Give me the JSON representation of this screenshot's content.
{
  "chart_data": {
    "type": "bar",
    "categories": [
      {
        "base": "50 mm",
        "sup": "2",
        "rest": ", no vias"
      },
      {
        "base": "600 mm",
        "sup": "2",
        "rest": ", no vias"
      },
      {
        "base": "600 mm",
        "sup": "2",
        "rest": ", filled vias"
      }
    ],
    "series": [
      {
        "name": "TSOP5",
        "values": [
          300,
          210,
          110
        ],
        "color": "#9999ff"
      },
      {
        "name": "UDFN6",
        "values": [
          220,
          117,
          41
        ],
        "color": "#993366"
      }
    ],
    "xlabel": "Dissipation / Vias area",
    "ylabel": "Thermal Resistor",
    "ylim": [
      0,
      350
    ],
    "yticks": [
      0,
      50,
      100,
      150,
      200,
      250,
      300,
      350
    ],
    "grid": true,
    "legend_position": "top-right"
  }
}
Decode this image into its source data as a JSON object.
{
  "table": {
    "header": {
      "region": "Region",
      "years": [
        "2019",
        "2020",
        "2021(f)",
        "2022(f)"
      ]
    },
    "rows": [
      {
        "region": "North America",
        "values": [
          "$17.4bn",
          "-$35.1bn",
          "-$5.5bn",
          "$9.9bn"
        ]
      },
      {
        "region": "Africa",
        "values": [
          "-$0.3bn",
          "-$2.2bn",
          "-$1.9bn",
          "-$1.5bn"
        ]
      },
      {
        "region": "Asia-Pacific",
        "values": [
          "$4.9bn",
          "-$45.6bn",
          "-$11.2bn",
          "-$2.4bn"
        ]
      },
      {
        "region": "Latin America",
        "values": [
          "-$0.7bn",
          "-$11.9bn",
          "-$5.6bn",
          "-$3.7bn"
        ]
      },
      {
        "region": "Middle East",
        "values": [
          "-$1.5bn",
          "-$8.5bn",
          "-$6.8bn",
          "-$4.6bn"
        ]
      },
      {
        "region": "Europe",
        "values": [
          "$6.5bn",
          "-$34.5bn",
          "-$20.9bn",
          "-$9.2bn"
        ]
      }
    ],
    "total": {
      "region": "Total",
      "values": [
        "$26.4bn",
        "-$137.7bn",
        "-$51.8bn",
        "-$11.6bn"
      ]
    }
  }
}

Exercise goal. Locate the word "region" in the records above, and return each line that has it.

Result of this exercise.
      "region": "Region",
        "region": "North America",
        "region": "Africa",
        "region": "Asia-Pacific",
        "region": "Latin America",
        "region": "Middle East",
        "region": "Europe",
      "region": "Total",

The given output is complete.